(Instructions for the task)
Where does the string "JSON" appear in the records? Copy every line that contains it.

Stored records:
"""

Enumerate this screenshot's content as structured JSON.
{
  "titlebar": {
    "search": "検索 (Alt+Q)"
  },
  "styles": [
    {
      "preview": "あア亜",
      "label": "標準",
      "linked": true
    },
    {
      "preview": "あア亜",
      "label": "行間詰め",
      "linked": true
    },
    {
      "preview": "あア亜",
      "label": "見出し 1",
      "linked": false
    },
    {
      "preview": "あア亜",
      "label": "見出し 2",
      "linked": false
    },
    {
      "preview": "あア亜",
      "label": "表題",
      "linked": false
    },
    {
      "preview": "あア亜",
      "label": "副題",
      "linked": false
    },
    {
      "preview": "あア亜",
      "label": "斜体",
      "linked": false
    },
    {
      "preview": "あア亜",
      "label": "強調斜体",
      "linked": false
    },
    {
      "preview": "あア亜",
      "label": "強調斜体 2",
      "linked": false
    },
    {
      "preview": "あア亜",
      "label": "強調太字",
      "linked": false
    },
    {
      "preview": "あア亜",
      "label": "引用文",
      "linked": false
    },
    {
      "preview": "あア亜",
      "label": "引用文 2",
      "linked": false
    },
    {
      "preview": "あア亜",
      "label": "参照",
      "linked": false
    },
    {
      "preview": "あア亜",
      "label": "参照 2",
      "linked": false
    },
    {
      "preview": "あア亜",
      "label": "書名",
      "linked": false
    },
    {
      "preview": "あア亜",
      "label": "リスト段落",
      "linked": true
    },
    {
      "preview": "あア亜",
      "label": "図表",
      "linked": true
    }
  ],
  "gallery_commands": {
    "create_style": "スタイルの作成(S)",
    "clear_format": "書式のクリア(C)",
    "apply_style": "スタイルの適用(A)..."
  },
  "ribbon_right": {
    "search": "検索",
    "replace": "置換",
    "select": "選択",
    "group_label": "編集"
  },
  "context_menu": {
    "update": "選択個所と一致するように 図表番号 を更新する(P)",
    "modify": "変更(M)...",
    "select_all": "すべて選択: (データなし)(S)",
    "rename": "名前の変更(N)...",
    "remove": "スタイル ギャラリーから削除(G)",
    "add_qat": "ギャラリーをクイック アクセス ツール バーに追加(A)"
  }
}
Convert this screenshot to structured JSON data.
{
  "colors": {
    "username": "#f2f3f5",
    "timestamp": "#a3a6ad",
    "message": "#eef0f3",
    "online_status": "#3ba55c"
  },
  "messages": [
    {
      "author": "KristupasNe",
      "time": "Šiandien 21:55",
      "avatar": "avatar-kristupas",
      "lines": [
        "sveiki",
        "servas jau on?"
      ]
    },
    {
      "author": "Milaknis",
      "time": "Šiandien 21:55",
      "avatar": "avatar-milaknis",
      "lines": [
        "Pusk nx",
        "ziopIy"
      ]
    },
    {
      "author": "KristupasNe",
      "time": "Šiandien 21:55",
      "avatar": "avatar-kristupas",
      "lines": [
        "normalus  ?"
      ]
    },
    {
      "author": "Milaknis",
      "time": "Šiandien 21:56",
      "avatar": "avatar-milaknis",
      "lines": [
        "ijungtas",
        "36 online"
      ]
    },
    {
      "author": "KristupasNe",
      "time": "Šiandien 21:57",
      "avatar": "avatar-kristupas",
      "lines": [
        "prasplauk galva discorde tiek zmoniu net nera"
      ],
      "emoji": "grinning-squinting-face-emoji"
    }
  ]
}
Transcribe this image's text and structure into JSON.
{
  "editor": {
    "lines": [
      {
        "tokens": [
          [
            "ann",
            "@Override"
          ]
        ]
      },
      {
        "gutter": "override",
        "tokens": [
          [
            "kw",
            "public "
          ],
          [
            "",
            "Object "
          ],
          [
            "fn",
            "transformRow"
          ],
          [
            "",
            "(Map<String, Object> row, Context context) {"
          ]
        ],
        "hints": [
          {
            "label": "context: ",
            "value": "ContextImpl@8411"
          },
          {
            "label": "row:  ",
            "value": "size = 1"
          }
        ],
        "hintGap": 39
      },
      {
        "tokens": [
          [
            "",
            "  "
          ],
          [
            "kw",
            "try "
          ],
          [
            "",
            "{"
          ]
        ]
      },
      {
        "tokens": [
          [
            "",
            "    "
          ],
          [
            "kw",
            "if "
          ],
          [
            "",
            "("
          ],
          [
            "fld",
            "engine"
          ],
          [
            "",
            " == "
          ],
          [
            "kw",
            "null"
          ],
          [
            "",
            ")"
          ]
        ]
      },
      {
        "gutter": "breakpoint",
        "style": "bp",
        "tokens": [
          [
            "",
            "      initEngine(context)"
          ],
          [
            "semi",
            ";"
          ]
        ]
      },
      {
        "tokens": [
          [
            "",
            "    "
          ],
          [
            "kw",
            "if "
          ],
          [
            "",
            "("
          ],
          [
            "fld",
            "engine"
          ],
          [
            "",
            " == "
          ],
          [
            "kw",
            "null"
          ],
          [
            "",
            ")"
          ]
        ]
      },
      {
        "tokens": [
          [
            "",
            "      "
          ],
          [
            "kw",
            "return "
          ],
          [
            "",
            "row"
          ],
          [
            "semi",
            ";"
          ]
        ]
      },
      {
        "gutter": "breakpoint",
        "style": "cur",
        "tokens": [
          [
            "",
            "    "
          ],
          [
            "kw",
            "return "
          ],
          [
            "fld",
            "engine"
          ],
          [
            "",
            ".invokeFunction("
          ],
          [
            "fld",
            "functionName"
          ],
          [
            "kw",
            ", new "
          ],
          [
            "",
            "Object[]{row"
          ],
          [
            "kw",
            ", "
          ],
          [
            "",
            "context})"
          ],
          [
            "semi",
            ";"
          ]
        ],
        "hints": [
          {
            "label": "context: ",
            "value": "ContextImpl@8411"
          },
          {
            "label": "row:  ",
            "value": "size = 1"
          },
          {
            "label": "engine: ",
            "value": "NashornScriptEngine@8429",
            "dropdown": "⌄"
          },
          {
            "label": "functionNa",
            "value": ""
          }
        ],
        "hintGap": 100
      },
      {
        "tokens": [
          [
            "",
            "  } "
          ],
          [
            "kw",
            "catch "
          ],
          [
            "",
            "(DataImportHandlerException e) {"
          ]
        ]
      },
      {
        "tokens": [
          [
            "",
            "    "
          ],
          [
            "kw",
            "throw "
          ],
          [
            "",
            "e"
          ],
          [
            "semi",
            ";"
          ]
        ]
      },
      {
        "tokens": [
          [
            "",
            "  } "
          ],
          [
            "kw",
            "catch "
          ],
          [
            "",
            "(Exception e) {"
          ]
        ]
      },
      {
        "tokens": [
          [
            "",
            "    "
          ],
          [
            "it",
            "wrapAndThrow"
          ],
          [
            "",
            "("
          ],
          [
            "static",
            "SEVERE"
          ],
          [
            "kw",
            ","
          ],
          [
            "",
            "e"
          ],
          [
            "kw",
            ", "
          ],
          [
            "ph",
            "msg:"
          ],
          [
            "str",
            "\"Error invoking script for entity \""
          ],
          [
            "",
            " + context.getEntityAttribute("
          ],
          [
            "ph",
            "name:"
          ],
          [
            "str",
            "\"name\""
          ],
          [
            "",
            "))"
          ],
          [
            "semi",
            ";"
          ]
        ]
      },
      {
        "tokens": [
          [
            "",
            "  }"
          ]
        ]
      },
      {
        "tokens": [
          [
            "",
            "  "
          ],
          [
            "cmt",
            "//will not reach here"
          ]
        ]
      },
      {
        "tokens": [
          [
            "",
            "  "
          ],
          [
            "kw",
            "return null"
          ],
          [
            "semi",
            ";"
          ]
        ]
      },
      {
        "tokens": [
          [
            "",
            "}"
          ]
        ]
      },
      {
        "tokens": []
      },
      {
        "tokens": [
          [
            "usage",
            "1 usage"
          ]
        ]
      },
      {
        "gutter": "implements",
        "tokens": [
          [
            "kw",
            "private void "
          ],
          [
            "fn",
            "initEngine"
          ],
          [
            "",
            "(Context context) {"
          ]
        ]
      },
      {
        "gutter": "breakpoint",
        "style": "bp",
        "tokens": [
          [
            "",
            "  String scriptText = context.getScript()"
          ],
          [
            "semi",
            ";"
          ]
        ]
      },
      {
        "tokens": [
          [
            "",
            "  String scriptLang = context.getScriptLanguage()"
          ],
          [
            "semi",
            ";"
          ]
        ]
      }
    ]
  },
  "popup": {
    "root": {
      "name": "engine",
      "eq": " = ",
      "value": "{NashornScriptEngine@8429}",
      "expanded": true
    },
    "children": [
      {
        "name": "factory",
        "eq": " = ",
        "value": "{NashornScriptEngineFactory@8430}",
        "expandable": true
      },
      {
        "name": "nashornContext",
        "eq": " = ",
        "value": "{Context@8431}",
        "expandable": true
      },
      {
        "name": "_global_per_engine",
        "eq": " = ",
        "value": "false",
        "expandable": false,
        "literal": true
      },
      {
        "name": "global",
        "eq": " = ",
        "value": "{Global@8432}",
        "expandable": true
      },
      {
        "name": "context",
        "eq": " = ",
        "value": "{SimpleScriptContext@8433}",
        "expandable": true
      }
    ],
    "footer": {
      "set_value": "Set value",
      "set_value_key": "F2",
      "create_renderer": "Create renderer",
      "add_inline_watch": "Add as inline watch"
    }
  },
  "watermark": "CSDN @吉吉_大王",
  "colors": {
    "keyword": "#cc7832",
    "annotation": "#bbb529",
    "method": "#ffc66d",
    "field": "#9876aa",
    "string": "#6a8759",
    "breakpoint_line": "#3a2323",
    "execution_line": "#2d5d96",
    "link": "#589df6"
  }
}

"""

(The result)
Enumerate this screenshot's content as structured JSON.
Convert this screenshot to structured JSON data.
Transcribe this image's text and structure into JSON.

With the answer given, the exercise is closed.